TASK PROMPT:
Write out the listing below again, precisely as it is given.
── TASK INPUTS
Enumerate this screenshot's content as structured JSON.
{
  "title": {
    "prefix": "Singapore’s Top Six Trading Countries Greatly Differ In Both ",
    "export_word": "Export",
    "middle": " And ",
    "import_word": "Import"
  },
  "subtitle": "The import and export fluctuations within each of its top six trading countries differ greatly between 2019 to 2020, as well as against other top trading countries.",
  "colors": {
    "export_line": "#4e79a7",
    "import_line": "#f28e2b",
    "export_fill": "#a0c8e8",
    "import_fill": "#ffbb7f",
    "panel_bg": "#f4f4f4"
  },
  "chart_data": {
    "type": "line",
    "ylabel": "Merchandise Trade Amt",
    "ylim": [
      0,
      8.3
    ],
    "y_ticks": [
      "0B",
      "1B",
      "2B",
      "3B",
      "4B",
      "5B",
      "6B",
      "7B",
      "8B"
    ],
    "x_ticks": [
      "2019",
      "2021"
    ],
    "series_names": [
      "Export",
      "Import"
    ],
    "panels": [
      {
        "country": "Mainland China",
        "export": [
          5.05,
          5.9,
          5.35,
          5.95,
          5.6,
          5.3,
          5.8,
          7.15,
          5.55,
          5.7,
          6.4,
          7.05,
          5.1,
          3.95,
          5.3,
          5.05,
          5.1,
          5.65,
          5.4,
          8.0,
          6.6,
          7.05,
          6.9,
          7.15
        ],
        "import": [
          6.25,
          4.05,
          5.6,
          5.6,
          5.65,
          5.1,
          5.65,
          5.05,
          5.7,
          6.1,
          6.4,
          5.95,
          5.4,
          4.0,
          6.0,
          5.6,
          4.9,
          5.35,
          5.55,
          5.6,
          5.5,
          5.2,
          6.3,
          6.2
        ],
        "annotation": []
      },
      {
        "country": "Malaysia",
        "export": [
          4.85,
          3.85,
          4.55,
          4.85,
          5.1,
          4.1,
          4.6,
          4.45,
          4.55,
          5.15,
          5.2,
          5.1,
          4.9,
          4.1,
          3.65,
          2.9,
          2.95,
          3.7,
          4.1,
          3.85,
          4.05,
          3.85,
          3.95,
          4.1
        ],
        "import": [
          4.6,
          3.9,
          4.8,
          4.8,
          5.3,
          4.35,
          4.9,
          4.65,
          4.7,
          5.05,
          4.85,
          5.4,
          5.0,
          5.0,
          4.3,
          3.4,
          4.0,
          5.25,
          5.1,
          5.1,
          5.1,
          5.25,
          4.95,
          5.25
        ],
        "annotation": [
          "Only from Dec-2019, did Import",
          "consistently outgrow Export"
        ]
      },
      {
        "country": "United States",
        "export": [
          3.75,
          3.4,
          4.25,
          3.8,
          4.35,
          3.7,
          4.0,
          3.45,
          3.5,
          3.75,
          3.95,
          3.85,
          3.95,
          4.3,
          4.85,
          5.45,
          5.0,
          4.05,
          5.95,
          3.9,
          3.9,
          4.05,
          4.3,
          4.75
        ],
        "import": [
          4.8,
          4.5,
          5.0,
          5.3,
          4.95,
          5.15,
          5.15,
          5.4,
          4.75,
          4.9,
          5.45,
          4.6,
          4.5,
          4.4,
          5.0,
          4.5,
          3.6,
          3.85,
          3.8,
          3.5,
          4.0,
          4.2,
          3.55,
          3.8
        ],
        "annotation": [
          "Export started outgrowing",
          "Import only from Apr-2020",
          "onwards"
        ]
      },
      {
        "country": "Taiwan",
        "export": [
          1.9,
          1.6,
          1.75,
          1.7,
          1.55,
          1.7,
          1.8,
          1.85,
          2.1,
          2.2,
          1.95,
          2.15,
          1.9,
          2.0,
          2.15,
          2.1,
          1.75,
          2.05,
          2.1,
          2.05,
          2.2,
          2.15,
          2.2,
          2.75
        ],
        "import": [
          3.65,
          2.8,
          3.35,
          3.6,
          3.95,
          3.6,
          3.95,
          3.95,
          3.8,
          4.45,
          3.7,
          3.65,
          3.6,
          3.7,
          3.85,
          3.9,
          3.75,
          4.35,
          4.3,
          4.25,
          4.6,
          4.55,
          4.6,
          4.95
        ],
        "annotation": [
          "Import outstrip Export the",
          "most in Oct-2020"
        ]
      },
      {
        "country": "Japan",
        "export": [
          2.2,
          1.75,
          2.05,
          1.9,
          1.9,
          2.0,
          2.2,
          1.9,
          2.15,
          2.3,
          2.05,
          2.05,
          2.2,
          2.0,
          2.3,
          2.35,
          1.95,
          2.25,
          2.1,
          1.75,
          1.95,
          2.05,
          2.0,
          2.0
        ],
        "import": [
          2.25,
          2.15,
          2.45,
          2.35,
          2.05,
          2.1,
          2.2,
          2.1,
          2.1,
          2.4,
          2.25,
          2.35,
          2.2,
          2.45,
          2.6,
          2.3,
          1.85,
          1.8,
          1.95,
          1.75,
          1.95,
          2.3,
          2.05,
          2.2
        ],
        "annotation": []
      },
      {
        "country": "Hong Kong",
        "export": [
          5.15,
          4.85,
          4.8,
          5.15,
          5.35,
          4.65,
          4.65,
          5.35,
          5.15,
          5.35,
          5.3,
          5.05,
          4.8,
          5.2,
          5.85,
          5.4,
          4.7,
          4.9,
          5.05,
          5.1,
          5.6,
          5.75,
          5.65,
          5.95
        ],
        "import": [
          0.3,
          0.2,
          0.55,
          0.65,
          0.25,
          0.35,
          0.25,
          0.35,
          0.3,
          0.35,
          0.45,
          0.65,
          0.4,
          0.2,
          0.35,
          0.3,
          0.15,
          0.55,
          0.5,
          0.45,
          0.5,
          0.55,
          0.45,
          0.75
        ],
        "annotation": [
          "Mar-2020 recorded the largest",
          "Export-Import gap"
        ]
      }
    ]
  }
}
────
SOLUTION BELOW:
Enumerate this screenshot's content as structured JSON.
{
  "title": {
    "prefix": "Singapore’s Top Six Trading Countries Greatly Differ In Both ",
    "export_word": "Export",
    "middle": " And ",
    "import_word": "Import"
  },
  "subtitle": "The import and export fluctuations within each of its top six trading countries differ greatly between 2019 to 2020, as well as against other top trading countries.",
  "colors": {
    "export_line": "#4e79a7",
    "import_line": "#f28e2b",
    "export_fill": "#a0c8e8",
    "import_fill": "#ffbb7f",
    "panel_bg": "#f4f4f4"
  },
  "chart_data": {
    "type": "line",
    "ylabel": "Merchandise Trade Amt",
    "ylim": [
      0,
      8.3
    ],
    "y_ticks": [
      "0B",
      "1B",
      "2B",
      "3B",
      "4B",
      "5B",
      "6B",
      "7B",
      "8B"
    ],
    "x_ticks": [
      "2019",
      "2021"
    ],
    "series_names": [
      "Export",
      "Import"
    ],
    "panels": [
      {
        "country": "Mainland China",
        "export": [
          5.05,
          5.9,
          5.35,
          5.95,
          5.6,
          5.3,
          5.8,
          7.15,
          5.55,
          5.7,
          6.4,
          7.05,
          5.1,
          3.95,
          5.3,
          5.05,
          5.1,
          5.65,
          5.4,
          8.0,
          6.6,
          7.05,
          6.9,
          7.15
        ],
        "import": [
          6.25,
          4.05,
          5.6,
          5.6,
          5.65,
          5.1,
          5.65,
          5.05,
          5.7,
          6.1,
          6.4,
          5.95,
          5.4,
          4.0,
          6.0,
          5.6,
          4.9,
          5.35,
          5.55,
          5.6,
          5.5,
          5.2,
          6.3,
          6.2
        ],
        "annotation": []
      },
      {
        "country": "Malaysia",
        "export": [
          4.85,
          3.85,
          4.55,
          4.85,
          5.1,
          4.1,
          4.6,
          4.45,
          4.55,
          5.15,
          5.2,
          5.1,
          4.9,
          4.1,
          3.65,
          2.9,
          2.95,
          3.7,
          4.1,
          3.85,
          4.05,
          3.85,
          3.95,
          4.1
        ],
        "import": [
          4.6,
          3.9,
          4.8,
          4.8,
          5.3,
          4.35,
          4.9,
          4.65,
          4.7,
          5.05,
          4.85,
          5.4,
          5.0,
          5.0,
          4.3,
          3.4,
          4.0,
          5.25,
          5.1,
          5.1,
          5.1,
          5.25,
          4.95,
          5.25
        ],
        "annotation": [
          "Only from Dec-2019, did Import",
          "consistently outgrow Export"
        ]
      },
      {
        "country": "United States",
        "export": [
          3.75,
          3.4,
          4.25,
          3.8,
          4.35,
          3.7,
          4.0,
          3.45,
          3.5,
          3.75,
          3.95,
          3.85,
          3.95,
          4.3,
          4.85,
          5.45,
          5.0,
          4.05,
          5.95,
          3.9,
          3.9,
          4.05,
          4.3,
          4.75
        ],
        "import": [
          4.8,
          4.5,
          5.0,
          5.3,
          4.95,
          5.15,
          5.15,
          5.4,
          4.75,
          4.9,
          5.45,
          4.6,
          4.5,
          4.4,
          5.0,
          4.5,
          3.6,
          3.85,
          3.8,
          3.5,
          4.0,
          4.2,
          3.55,
          3.8
        ],
        "annotation": [
          "Export started outgrowing",
          "Import only from Apr-2020",
          "onwards"
        ]
      },
      {
        "country": "Taiwan",
        "export": [
          1.9,
          1.6,
          1.75,
          1.7,
          1.55,
          1.7,
          1.8,
          1.85,
          2.1,
          2.2,
          1.95,
          2.15,
          1.9,
          2.0,
          2.15,
          2.1,
          1.75,
          2.05,
          2.1,
          2.05,
          2.2,
          2.15,
          2.2,
          2.75
        ],
        "import": [
          3.65,
          2.8,
          3.35,
          3.6,
          3.95,
          3.6,
          3.95,
          3.95,
          3.8,
          4.45,
          3.7,
          3.65,
          3.6,
          3.7,
          3.85,
          3.9,
          3.75,
          4.35,
          4.3,
          4.25,
          4.6,
          4.55,
          4.6,
          4.95
        ],
        "annotation": [
          "Import outstrip Export the",
          "most in Oct-2020"
        ]
      },
      {
        "country": "Japan",
        "export": [
          2.2,
          1.75,
          2.05,
          1.9,
          1.9,
          2.0,
          2.2,
          1.9,
          2.15,
          2.3,
          2.05,
          2.05,
          2.2,
          2.0,
          2.3,
          2.35,
          1.95,
          2.25,
          2.1,
          1.75,
          1.95,
          2.05,
          2.0,
          2.0
        ],
        "import": [
          2.25,
          2.15,
          2.45,
          2.35,
          2.05,
          2.1,
          2.2,
          2.1,
          2.1,
          2.4,
          2.25,
          2.35,
          2.2,
          2.45,
          2.6,
          2.3,
          1.85,
          1.8,
          1.95,
          1.75,
          1.95,
          2.3,
          2.05,
          2.2
        ],
        "annotation": []
      },
      {
        "country": "Hong Kong",
        "export": [
          5.15,
          4.85,
          4.8,
          5.15,
          5.35,
          4.65,
          4.65,
          5.35,
          5.15,
          5.35,
          5.3,
          5.05,
          4.8,
          5.2,
          5.85,
          5.4,
          4.7,
          4.9,
          5.05,
          5.1,
          5.6,
          5.75,
          5.65,
          5.95
        ],
        "import": [
          0.3,
          0.2,
          0.55,
          0.65,
          0.25,
          0.35,
          0.25,
          0.35,
          0.3,
          0.35,
          0.45,
          0.65,
          0.4,
          0.2,
          0.35,
          0.3,
          0.15,
          0.55,
          0.5,
          0.45,
          0.5,
          0.55,
          0.45,
          0.75
        ],
        "annotation": [
          "Mar-2020 recorded the largest",
          "Export-Import gap"
        ]
      }
    ]
  }
}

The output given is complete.